Your instructions: Render every entry verbatim.

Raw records
━━━━━━━━━━━━━━━━━━━━

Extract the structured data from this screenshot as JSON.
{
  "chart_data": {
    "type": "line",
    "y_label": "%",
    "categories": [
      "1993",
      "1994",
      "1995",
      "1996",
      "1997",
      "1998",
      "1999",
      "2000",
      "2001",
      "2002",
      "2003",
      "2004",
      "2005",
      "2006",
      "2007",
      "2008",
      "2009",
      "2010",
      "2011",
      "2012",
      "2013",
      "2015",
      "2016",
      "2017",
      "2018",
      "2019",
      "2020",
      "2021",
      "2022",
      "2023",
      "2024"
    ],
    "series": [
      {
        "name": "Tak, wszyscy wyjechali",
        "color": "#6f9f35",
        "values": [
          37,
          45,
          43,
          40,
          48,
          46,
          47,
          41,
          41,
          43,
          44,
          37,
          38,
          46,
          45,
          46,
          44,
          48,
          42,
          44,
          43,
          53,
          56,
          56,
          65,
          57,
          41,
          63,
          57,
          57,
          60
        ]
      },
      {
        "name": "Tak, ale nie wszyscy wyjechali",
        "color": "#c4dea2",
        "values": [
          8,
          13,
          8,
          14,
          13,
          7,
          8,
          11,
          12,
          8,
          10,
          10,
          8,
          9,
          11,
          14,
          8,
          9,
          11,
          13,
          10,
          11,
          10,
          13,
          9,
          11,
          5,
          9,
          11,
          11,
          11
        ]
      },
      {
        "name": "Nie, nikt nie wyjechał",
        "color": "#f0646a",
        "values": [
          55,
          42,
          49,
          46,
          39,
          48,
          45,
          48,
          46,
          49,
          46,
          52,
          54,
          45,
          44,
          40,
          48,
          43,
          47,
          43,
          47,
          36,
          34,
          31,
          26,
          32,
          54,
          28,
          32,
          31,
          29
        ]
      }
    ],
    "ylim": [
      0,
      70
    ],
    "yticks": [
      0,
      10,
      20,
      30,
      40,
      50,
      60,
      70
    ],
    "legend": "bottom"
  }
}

━━━━━━━━━━━━━━━━━━━━

Final result:
Extract the structured data from this screenshot as JSON.
{
  "chart_data": {
    "type": "line",
    "y_label": "%",
    "categories": [
      "1993",
      "1994",
      "1995",
      "1996",
      "1997",
      "1998",
      "1999",
      "2000",
      "2001",
      "2002",
      "2003",
      "2004",
      "2005",
      "2006",
      "2007",
      "2008",
      "2009",
      "2010",
      "2011",
      "2012",
      "2013",
      "2015",
      "2016",
      "2017",
      "2018",
      "2019",
      "2020",
      "2021",
      "2022",
      "2023",
      "2024"
    ],
    "series": [
      {
        "name": "Tak, wszyscy wyjechali",
        "color": "#6f9f35",
        "values": [
          37,
          45,
          43,
          40,
          48,
          46,
          47,
          41,
          41,
          43,
          44,
          37,
          38,
          46,
          45,
          46,
          44,
          48,
          42,
          44,
          43,
          53,
          56,
          56,
          65,
          57,
          41,
          63,
          57,
          57,
          60
        ]
      },
      {
        "name": "Tak, ale nie wszyscy wyjechali",
        "color": "#c4dea2",
        "values": [
          8,
          13,
          8,
          14,
          13,
          7,
          8,
          11,
          12,
          8,
          10,
          10,
          8,
          9,
          11,
          14,
          8,
          9,
          11,
          13,
          10,
          11,
          10,
          13,
          9,
          11,
          5,
          9,
          11,
          11,
          11
        ]
      },
      {
        "name": "Nie, nikt nie wyjechał",
        "color": "#f0646a",
        "values": [
          55,
          42,
          49,
          46,
          39,
          48,
          45,
          48,
          46,
          49,
          46,
          52,
          54,
          45,
          44,
          40,
          48,
          43,
          47,
          43,
          47,
          36,
          34,
          31,
          26,
          32,
          54,
          28,
          32,
          31,
          29
        ]
      }
    ],
    "ylim": [
      0,
      70
    ],
    "yticks": [
      0,
      10,
      20,
      30,
      40,
      50,
      60,
      70
    ],
    "legend": "bottom"
  }
}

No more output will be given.